[Set task]
Leave out the pictures, then reproduce the rest of the material exactly.

[Supplied data]
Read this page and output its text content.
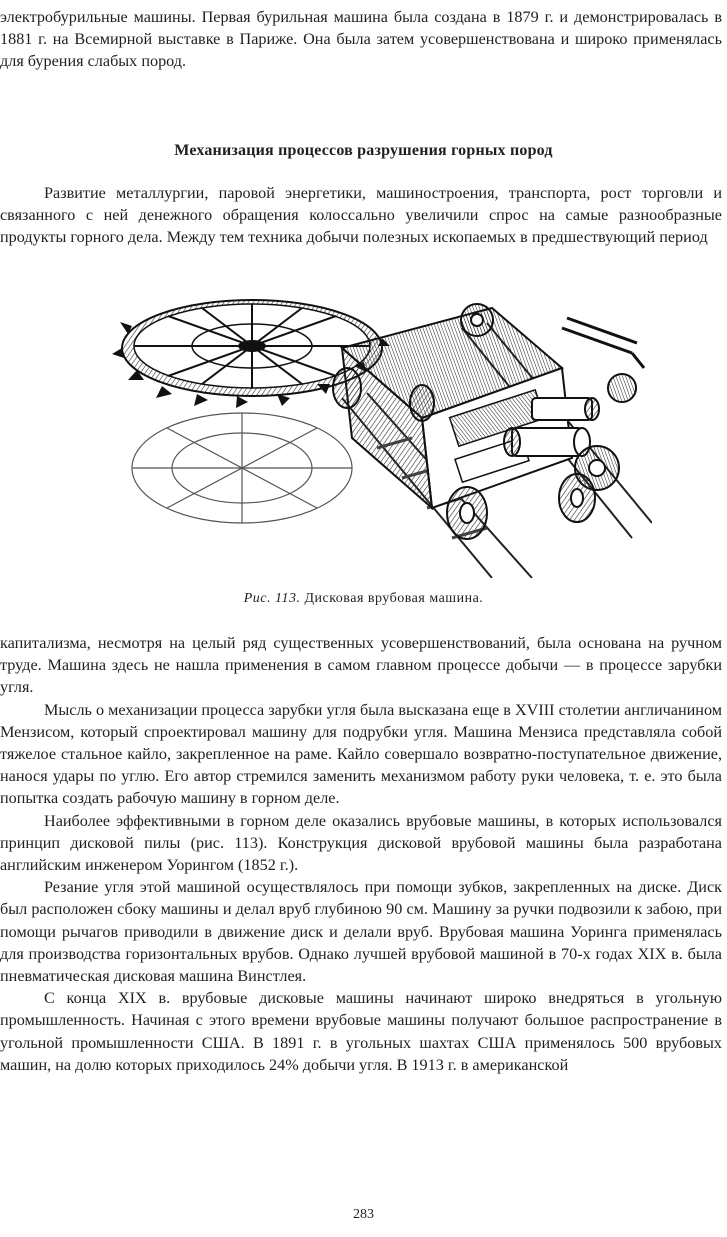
электробурильные машины. Первая бурильная машина была создана в 1879 г. и демонстрировалась в 1881 г. на Всемирной выставке в Париже. Она была затем усовершенствована и широко применялась для бурения слабых пород.

Механизация процессов разрушения горных пород

Развитие металлургии, паровой энергетики, машиностроения, транспорта, рост торговли и связанного с ней денежного обращения колоссально увеличили спрос на самые разнообразные продукты горного дела. Между тем техника добычи полезных ископаемых в предшествующий период

Рис. 113. Дисковая врубовая машина.

капитализма, несмотря на целый ряд существенных усовершенствований, была основана на ручном труде. Машина здесь не нашла применения в самом главном процессе добычи — в процессе зарубки угля.

Мысль о механизации процесса зарубки угля была высказана еще в XVIII столетии англичанином Мензисом, который спроектировал машину для подрубки угля. Машина Мензиса представляла собой тяжелое стальное кайло, закрепленное на раме. Кайло совершало возвратно-поступательное движение, нанося удары по углю. Его автор стремился заменить механизмом работу руки человека, т. е. это была попытка создать рабочую машину в горном деле.

Наиболее эффективными в горном деле оказались врубовые машины, в которых использовался принцип дисковой пилы (рис. 113). Конструкция дисковой врубовой машины была разработана английским инженером Уорингом (1852 г.).

Резание угля этой машиной осуществлялось при помощи зубков, закрепленных на диске. Диск был расположен сбоку машины и делал вруб глубиною 90 см. Машину за ручки подвозили к забою, при помощи рычагов приводили в движение диск и делали вруб. Врубовая машина Уоринга применялась для производства горизонтальных врубов. Однако лучшей врубовой машиной в 70-х годах XIX в. была пневматическая дисковая машина Винстлея.

С конца XIX в. врубовые дисковые машины начинают широко внедряться в угольную промышленность. Начиная с этого времени врубовые машины получают большое распространение в угольной промышленности США. В 1891 г. в угольных шахтах США применялось 500 врубовых машин, на долю которых приходилось 24% добычи угля. В 1913 г. в американской

283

[Output below]
Read this page and output its text content.
электробурильные машины. Первая бурильная машина была создана в 1879 г. и демонстрировалась в 1881 г. на Всемирной выставке в Париже. Она была затем усовершенствована и широко применялась для бурения слабых пород.

Механизация процессов разрушения горных пород

Развитие металлургии, паровой энергетики, машиностроения, транспорта, рост торговли и связанного с ней денежного обращения колоссально увеличили спрос на самые разнообразные продукты горного дела. Между тем техника добычи полезных ископаемых в предшествующий период

Рис. 113. Дисковая врубовая машина.

капитализма, несмотря на целый ряд существенных усовершенствований, была основана на ручном труде. Машина здесь не нашла применения в самом главном процессе добычи — в процессе зарубки угля.

Мысль о механизации процесса зарубки угля была высказана еще в XVIII столетии англичанином Мензисом, который спроектировал машину для подрубки угля. Машина Мензиса представляла собой тяжелое стальное кайло, закрепленное на раме. Кайло совершало возвратно-поступательное движение, нанося удары по углю. Его автор стремился заменить механизмом работу руки человека, т. е. это была попытка создать рабочую машину в горном деле.

Наиболее эффективными в горном деле оказались врубовые машины, в которых использовался принцип дисковой пилы (рис. 113). Конструкция дисковой врубовой машины была разработана английским инженером Уорингом (1852 г.).

Резание угля этой машиной осуществлялось при помощи зубков, закрепленных на диске. Диск был расположен сбоку машины и делал вруб глубиною 90 см. Машину за ручки подвозили к забою, при помощи рычагов приводили в движение диск и делали вруб. Врубовая машина Уоринга применялась для производства горизонтальных врубов. Однако лучшей врубовой машиной в 70-х годах XIX в. была пневматическая дисковая машина Винстлея.

С конца XIX в. врубовые дисковые машины начинают широко внедряться в угольную промышленность. Начиная с этого времени врубовые машины получают большое распространение в угольной промышленности США. В 1891 г. в угольных шахтах США применялось 500 врубовых машин, на долю которых приходилось 24% добычи угля. В 1913 г. в американской

283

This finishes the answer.